▶ _AIM OF THE EXERCISE_: Copy out all the records, word for word.

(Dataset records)
—————

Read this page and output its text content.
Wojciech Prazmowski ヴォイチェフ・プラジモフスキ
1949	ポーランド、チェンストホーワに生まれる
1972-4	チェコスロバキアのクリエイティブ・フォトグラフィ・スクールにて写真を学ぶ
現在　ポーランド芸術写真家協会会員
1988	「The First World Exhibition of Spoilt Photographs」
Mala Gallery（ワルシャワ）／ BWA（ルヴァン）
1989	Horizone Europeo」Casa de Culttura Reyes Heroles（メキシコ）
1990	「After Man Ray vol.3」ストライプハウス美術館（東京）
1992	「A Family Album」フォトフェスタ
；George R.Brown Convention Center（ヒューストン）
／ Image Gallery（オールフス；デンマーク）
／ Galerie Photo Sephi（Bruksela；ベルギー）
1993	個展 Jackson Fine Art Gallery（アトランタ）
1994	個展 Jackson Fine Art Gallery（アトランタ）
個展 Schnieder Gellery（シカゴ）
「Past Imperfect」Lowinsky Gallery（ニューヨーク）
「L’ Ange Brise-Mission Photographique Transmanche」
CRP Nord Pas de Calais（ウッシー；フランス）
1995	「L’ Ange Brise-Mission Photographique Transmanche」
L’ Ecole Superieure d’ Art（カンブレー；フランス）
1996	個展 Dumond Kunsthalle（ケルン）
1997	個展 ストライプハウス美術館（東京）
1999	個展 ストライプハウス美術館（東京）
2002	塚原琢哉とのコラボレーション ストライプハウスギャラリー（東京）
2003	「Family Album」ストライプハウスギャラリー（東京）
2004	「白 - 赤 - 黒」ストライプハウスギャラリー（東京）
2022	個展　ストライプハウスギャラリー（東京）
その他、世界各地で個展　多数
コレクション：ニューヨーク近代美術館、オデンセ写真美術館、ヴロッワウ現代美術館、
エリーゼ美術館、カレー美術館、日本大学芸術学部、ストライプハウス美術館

—————

▶ _COMPLETE RESPONSE_:
Read this page and output its text content.
Wojciech Prazmowski ヴォイチェフ・プラジモフスキ
1949	ポーランド、チェンストホーワに生まれる
1972-4	チェコスロバキアのクリエイティブ・フォトグラフィ・スクールにて写真を学ぶ
現在　ポーランド芸術写真家協会会員
1988	「The First World Exhibition of Spoilt Photographs」
Mala Gallery（ワルシャワ）／ BWA（ルヴァン）
1989	Horizone Europeo」Casa de Culttura Reyes Heroles（メキシコ）
1990	「After Man Ray vol.3」ストライプハウス美術館（東京）
1992	「A Family Album」フォトフェスタ
；George R.Brown Convention Center（ヒューストン）
／ Image Gallery（オールフス；デンマーク）
／ Galerie Photo Sephi（Bruksela；ベルギー）
1993	個展 Jackson Fine Art Gallery（アトランタ）
1994	個展 Jackson Fine Art Gallery（アトランタ）
個展 Schnieder Gellery（シカゴ）
「Past Imperfect」Lowinsky Gallery（ニューヨーク）
「L’ Ange Brise-Mission Photographique Transmanche」
CRP Nord Pas de Calais（ウッシー；フランス）
1995	「L’ Ange Brise-Mission Photographique Transmanche」
L’ Ecole Superieure d’ Art（カンブレー；フランス）
1996	個展 Dumond Kunsthalle（ケルン）
1997	個展 ストライプハウス美術館（東京）
1999	個展 ストライプハウス美術館（東京）
2002	塚原琢哉とのコラボレーション ストライプハウスギャラリー（東京）
2003	「Family Album」ストライプハウスギャラリー（東京）
2004	「白 - 赤 - 黒」ストライプハウスギャラリー（東京）
2022	個展　ストライプハウスギャラリー（東京）
その他、世界各地で個展　多数
コレクション：ニューヨーク近代美術館、オデンセ写真美術館、ヴロッワウ現代美術館、
エリーゼ美術館、カレー美術館、日本大学芸術学部、ストライプハウス美術館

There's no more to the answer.